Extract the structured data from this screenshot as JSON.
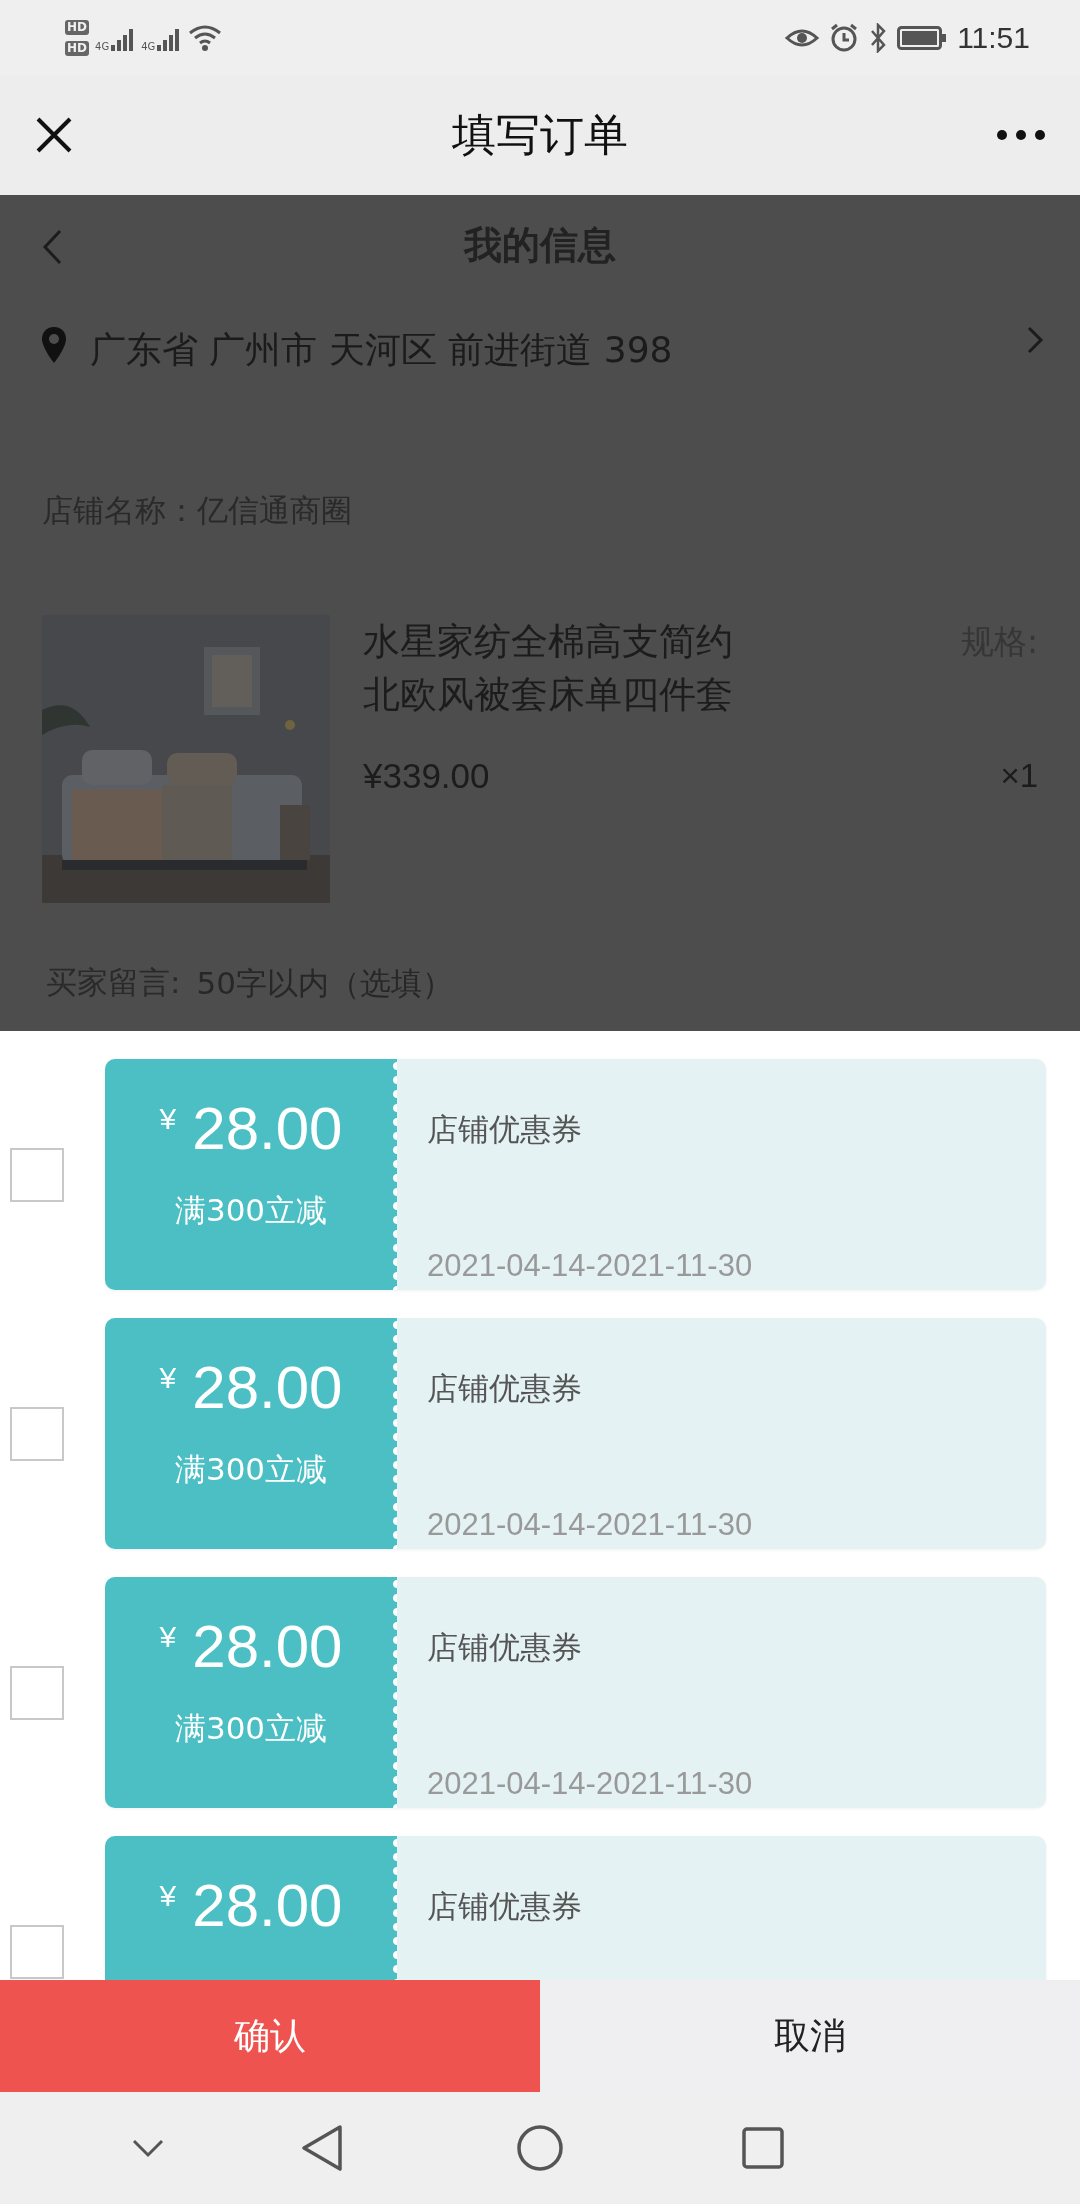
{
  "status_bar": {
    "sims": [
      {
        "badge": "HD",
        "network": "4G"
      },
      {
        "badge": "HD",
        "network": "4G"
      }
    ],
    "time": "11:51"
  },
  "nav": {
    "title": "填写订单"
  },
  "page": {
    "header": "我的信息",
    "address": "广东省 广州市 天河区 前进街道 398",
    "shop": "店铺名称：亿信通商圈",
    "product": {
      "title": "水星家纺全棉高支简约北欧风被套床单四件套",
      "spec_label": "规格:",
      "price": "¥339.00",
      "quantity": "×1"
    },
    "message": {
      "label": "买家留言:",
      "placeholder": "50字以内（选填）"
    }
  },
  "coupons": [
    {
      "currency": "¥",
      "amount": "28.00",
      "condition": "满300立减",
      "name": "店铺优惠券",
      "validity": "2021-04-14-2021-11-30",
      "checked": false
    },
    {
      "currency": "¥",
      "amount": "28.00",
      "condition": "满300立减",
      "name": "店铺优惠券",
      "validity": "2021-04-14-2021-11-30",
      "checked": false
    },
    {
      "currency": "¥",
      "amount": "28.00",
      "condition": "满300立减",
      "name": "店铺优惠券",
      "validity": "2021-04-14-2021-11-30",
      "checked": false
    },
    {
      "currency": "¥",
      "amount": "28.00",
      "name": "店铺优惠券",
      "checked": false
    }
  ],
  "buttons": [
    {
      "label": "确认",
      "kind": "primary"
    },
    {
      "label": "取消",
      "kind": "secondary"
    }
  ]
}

────────────────

*PROBLEM DESCRIPTION:* Show each line in the entries that holds the string "title".

*RESULT FOR THIS TASK:*
    "title": "填写订单"
      "title": "水星家纺全棉高支简约北欧风被套床单四件套",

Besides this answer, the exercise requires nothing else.